Start of RECORDS FOR PROCESSING

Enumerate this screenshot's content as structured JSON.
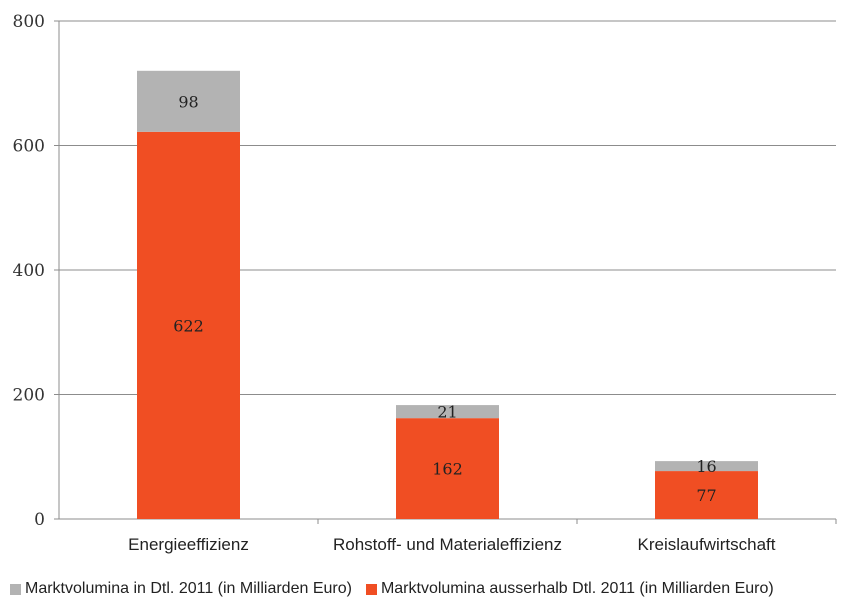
{
  "chart_data": {
    "type": "bar",
    "stacked": true,
    "categories": [
      "Energieeffizienz",
      "Rohstoff- und Materialeffizienz",
      "Kreislaufwirtschaft"
    ],
    "series": [
      {
        "name": "Marktvolumina ausserhalb Dtl. 2011 (in Milliarden Euro)",
        "values": [
          622,
          162,
          77
        ],
        "color": "#f04e23",
        "labels": [
          "622",
          "162",
          "77"
        ]
      },
      {
        "name": "Marktvolumina in Dtl. 2011 (in Milliarden Euro)",
        "values": [
          98,
          21,
          16
        ],
        "color": "#b3b3b3",
        "labels": [
          "98",
          "21",
          "16"
        ]
      }
    ],
    "yticks": [
      "0",
      "200",
      "400",
      "600",
      "800"
    ],
    "ylim": [
      0,
      800
    ],
    "grid": true,
    "legend_position": "bottom"
  },
  "legend": {
    "items": [
      {
        "label": "Marktvolumina in Dtl. 2011 (in Milliarden Euro)",
        "color": "#b3b3b3"
      },
      {
        "label": "Marktvolumina ausserhalb Dtl. 2011 (in Milliarden Euro)",
        "color": "#f04e23"
      }
    ]
  }
}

End of RECORDS FOR PROCESSING

- **REQUEST**
From the entries above, return each line with the word "Milliarden" in it.

- **REPLY**
        "name": "Marktvolumina ausserhalb Dtl. 2011 (in Milliarden Euro)",
        "name": "Marktvolumina in Dtl. 2011 (in Milliarden Euro)",
        "label": "Marktvolumina in Dtl. 2011 (in Milliarden Euro)",
        "label": "Marktvolumina ausserhalb Dtl. 2011 (in Milliarden Euro)",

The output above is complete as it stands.